> _Record set_:
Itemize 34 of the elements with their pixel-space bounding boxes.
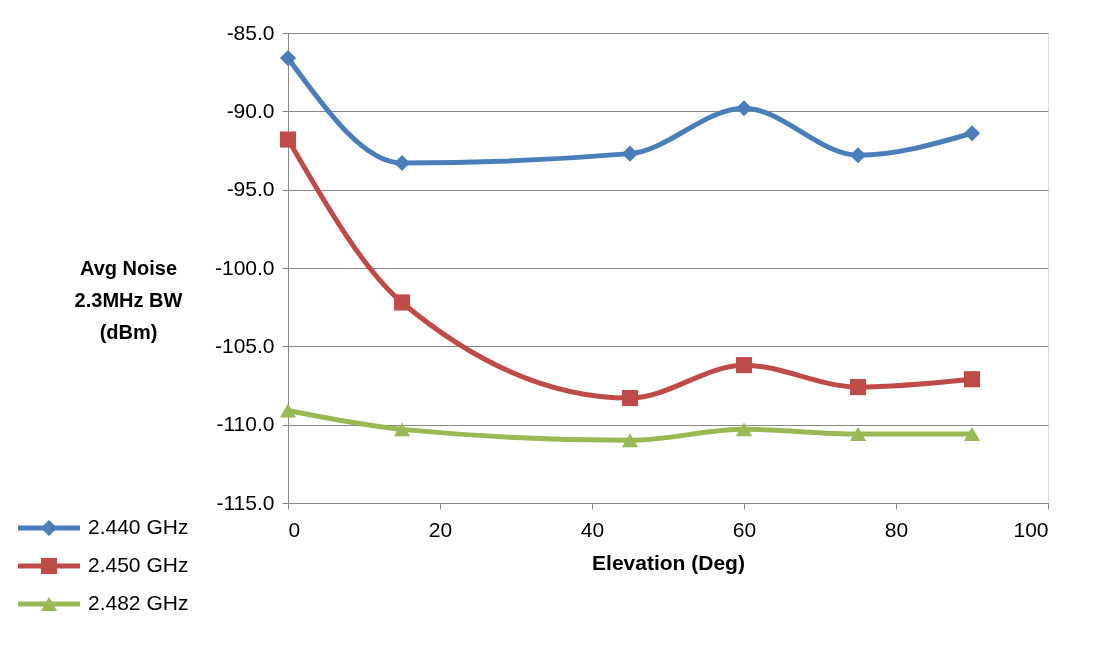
point (279, 403, 297, 418)
y-tick-label: -115.0 (216, 490, 275, 514)
legend-label: 2.450 GHz (88, 553, 189, 576)
y-tick-label: -100.0 (214, 255, 275, 279)
point (735, 422, 753, 437)
point (849, 427, 867, 442)
y-tick-label: -90.0 (226, 98, 275, 122)
y-axis-title: Avg Noise 2.3MHz BW (dBm) (74, 256, 183, 343)
point (621, 145, 639, 162)
x-tick-label: 40 (580, 517, 605, 541)
point (735, 100, 753, 117)
point (393, 422, 411, 437)
point (963, 125, 981, 142)
point (279, 50, 297, 67)
point (621, 433, 639, 448)
y-tick-label: -105.0 (214, 333, 275, 357)
legend-label: 2.440 GHz (88, 515, 189, 538)
x-tick-label: 20 (428, 517, 453, 541)
y-tick-label: -95.0 (226, 177, 275, 201)
point (735, 357, 753, 374)
x-tick-label: 0 (288, 517, 301, 541)
point (963, 427, 981, 442)
point (279, 131, 297, 148)
x-axis-title: Elevation (Deg) (592, 550, 745, 574)
y-tick-label: -110.0 (216, 412, 275, 436)
x-tick-label: 80 (884, 517, 909, 541)
x-tick-label: 100 (1013, 517, 1049, 541)
point (393, 294, 411, 311)
point (963, 371, 981, 388)
y-tick-label: -85.0 (226, 20, 275, 44)
point (849, 379, 867, 396)
point (621, 389, 639, 407)
legend-label: 2.482 GHz (88, 591, 189, 614)
x-tick-label: 60 (732, 517, 757, 541)
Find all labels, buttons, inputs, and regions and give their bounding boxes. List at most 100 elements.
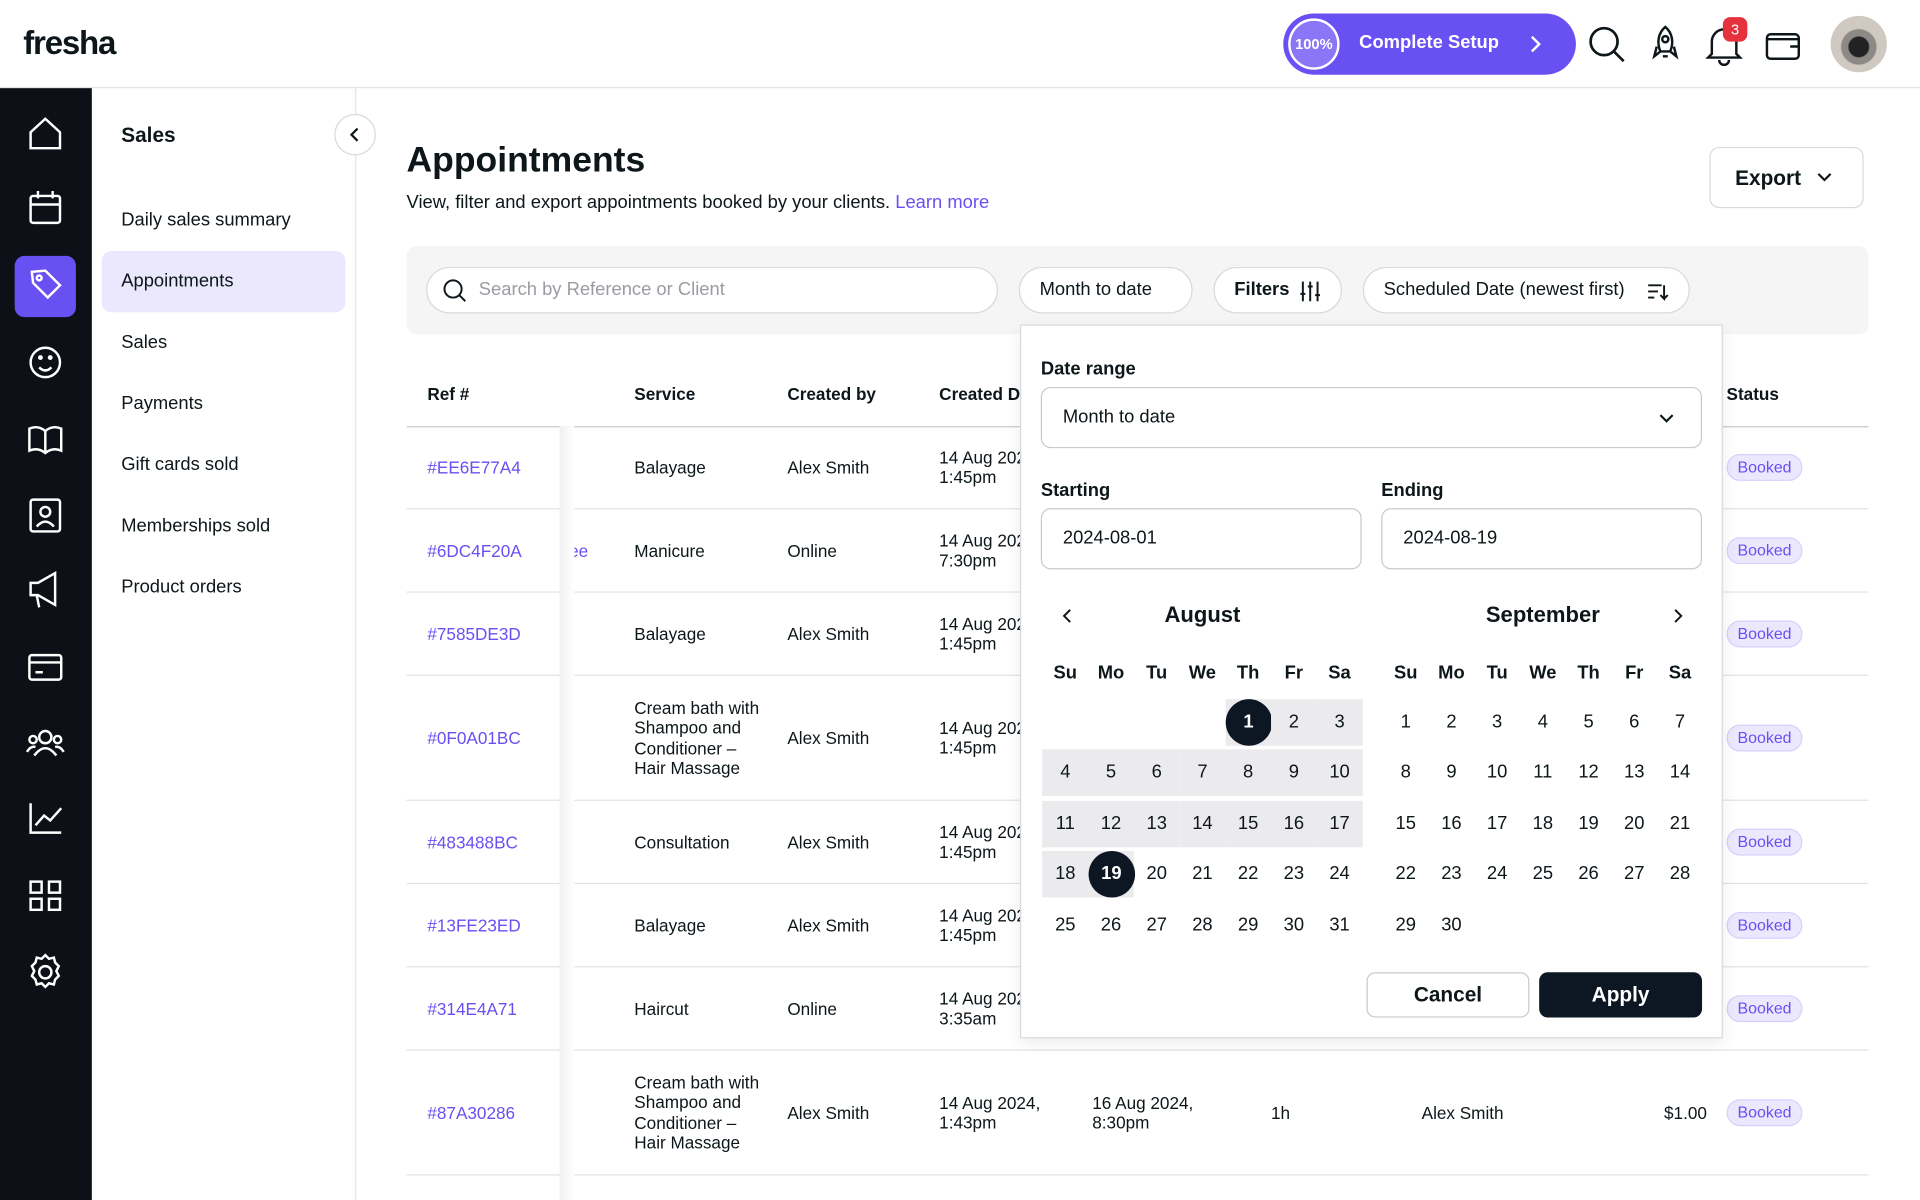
calendar-day[interactable]: 17 — [1316, 800, 1363, 848]
calendar-day[interactable]: 10 — [1316, 749, 1363, 796]
calendar-day[interactable]: 25 — [1042, 902, 1088, 949]
calendar-day[interactable]: 10 — [1474, 749, 1520, 796]
calendar-day[interactable]: 1 — [1383, 699, 1429, 746]
sub-nav-item[interactable]: Payments — [121, 393, 203, 414]
calendar-day[interactable]: 24 — [1474, 851, 1520, 898]
calendar-day[interactable]: 8 — [1383, 749, 1429, 796]
calendar-day[interactable]: 27 — [1134, 902, 1180, 949]
weekday: Su — [1053, 662, 1078, 684]
ending-input[interactable]: 2024-08-19 — [1381, 508, 1703, 570]
sub-nav-item[interactable]: Appointments — [101, 251, 346, 313]
calendar-day[interactable]: 3 — [1316, 699, 1363, 746]
calendar-day[interactable]: 4 — [1042, 749, 1089, 796]
calendar-day[interactable]: 24 — [1317, 851, 1363, 898]
calendar-day[interactable]: 23 — [1429, 851, 1475, 898]
calendar-day[interactable]: 29 — [1225, 902, 1271, 949]
calendar-day[interactable]: 17 — [1474, 801, 1520, 848]
logo[interactable]: fresha — [23, 24, 116, 62]
calendar-day[interactable]: 1 — [1225, 699, 1272, 746]
table-row[interactable]: 14 Aug 202416 Aug 2024 — [407, 1176, 1869, 1200]
calendar-day[interactable]: 21 — [1657, 801, 1703, 848]
day-number: 29 — [1237, 914, 1259, 936]
calendar-day[interactable]: 7 — [1657, 699, 1703, 746]
calendar-day[interactable]: 7 — [1179, 749, 1226, 796]
sort-button[interactable]: Scheduled Date (newest first) — [1362, 266, 1690, 314]
sub-nav-item[interactable]: Memberships sold — [121, 515, 271, 537]
rocket-icon[interactable] — [1646, 24, 1685, 63]
range-select[interactable]: Month to date — [1040, 386, 1703, 449]
calendar-day[interactable]: 6 — [1611, 699, 1657, 746]
calendar-day[interactable]: 15 — [1383, 801, 1429, 848]
calendar-day[interactable]: 23 — [1271, 851, 1317, 898]
weekday: Mo — [1097, 662, 1125, 684]
calendar-day[interactable]: 13 — [1611, 749, 1657, 796]
sub-nav-item[interactable]: Sales — [121, 331, 168, 353]
calendar-day[interactable]: 28 — [1180, 902, 1226, 949]
calendar-day[interactable]: 11 — [1042, 800, 1089, 848]
search-icon[interactable] — [1587, 24, 1626, 63]
calendar-day[interactable]: 8 — [1225, 749, 1272, 796]
calendar-day[interactable]: 25 — [1520, 851, 1566, 898]
calendar-day[interactable]: 20 — [1611, 801, 1657, 848]
sub-nav-item[interactable]: Daily sales summary — [121, 209, 291, 231]
calendar-day[interactable]: 9 — [1270, 749, 1317, 796]
calendar-day[interactable]: 11 — [1520, 749, 1566, 796]
weekday: Fr — [1625, 662, 1644, 684]
table-row[interactable]: #314E4A71thHaircutOnline14 Aug 2024,3:35… — [406, 967, 1869, 1051]
calendar-day[interactable]: 30 — [1271, 902, 1317, 949]
calendar-day[interactable]: 14 — [1179, 800, 1226, 848]
table-row[interactable]: #6DC4F20ALeeManicureOnline14 Aug 2024,7:… — [406, 509, 1869, 593]
starting-input[interactable]: 2024-08-01 — [1040, 508, 1362, 570]
calendar-day[interactable]: 5 — [1566, 699, 1612, 746]
avatar[interactable] — [1830, 15, 1887, 73]
calendar-day[interactable]: 14 — [1657, 749, 1703, 796]
status: Booked — [1726, 536, 1803, 565]
nav-icons[interactable] — [0, 88, 92, 1019]
calendar-day[interactable]: 3 — [1474, 699, 1520, 746]
wallet-icon[interactable] — [1763, 27, 1802, 64]
filters-button[interactable]: Filters — [1213, 266, 1343, 314]
apply-button[interactable]: Apply — [1539, 972, 1703, 1018]
calendar-day[interactable]: 2 — [1429, 699, 1475, 746]
date-filter[interactable]: Month to date — [1018, 266, 1193, 314]
export-button[interactable]: Export — [1709, 146, 1864, 209]
calendar-day[interactable]: 19 — [1566, 801, 1612, 848]
calendar-day[interactable]: 22 — [1225, 851, 1271, 898]
learn-more[interactable]: Learn more — [895, 192, 990, 214]
calendar-day[interactable]: 9 — [1429, 749, 1475, 796]
prev-month[interactable] — [1058, 606, 1078, 626]
calendar-day[interactable]: 28 — [1657, 851, 1703, 898]
calendar-day[interactable]: 16 — [1429, 801, 1475, 848]
sub-nav-item[interactable]: Gift cards sold — [121, 454, 239, 476]
collapse-button[interactable] — [334, 113, 376, 156]
next-month[interactable] — [1668, 606, 1688, 626]
calendar-day[interactable]: 29 — [1383, 902, 1429, 949]
calendar-day[interactable]: 5 — [1088, 749, 1134, 796]
calendar-day[interactable]: 2 — [1270, 699, 1317, 746]
calendar-day[interactable]: 12 — [1088, 800, 1134, 848]
calendar-day[interactable]: 6 — [1133, 749, 1180, 796]
table-row[interactable]: #87A30286 Cream bath with Shampoo and Con… — [406, 1051, 1869, 1176]
calendar-day[interactable]: 21 — [1180, 851, 1226, 898]
search-box[interactable]: Search by Reference or Client — [426, 266, 998, 314]
calendar-day[interactable]: 15 — [1225, 800, 1272, 848]
calendar-day[interactable]: 20 — [1134, 851, 1180, 898]
cancel-button[interactable]: Cancel — [1366, 972, 1530, 1018]
calendar-day[interactable]: 18 — [1042, 851, 1089, 898]
calendar-day[interactable]: 27 — [1611, 851, 1657, 898]
calendar-day[interactable]: 22 — [1383, 851, 1429, 898]
sub-nav-item[interactable]: Product orders — [121, 576, 242, 598]
created-time: 3:35am — [939, 1008, 997, 1028]
calendar-day[interactable]: 18 — [1520, 801, 1566, 848]
calendar-day[interactable]: 31 — [1317, 902, 1363, 949]
calendar-day[interactable]: 26 — [1088, 902, 1134, 949]
calendar-day[interactable]: 12 — [1566, 749, 1612, 796]
calendar-day[interactable]: 4 — [1520, 699, 1566, 746]
calendar-day[interactable]: 16 — [1270, 800, 1317, 848]
complete-setup[interactable]: 100% Complete Setup — [1283, 13, 1576, 75]
calendar-day[interactable]: 26 — [1566, 851, 1612, 898]
table-row[interactable]: #13FE23ED Balayage Alex Smith 14 Aug 2024, 1… — [406, 884, 1869, 968]
calendar-day[interactable]: 30 — [1429, 902, 1475, 949]
calendar-day[interactable]: 19 — [1088, 851, 1135, 898]
calendar-day[interactable]: 13 — [1133, 800, 1180, 848]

> _Problem requirements_: Reproduce the lines verbatim, starting at the one containing "calendar-day[interactable]: 17 — [1316, 800, 1363, 848]" and ending at the one containing "calendar-day[interactable]: 24 — [1474, 851, 1520, 898]", both included.

> _Response_:
calendar-day[interactable]: 17 — [1316, 800, 1363, 848]
calendar-day[interactable]: 10 — [1316, 749, 1363, 796]
calendar-day[interactable]: 25 — [1042, 902, 1088, 949]
calendar-day[interactable]: 10 — [1474, 749, 1520, 796]
calendar-day[interactable]: 1 — [1383, 699, 1429, 746]
sub-nav-item[interactable]: Payments — [121, 393, 203, 414]
calendar-day[interactable]: 24 — [1474, 851, 1520, 898]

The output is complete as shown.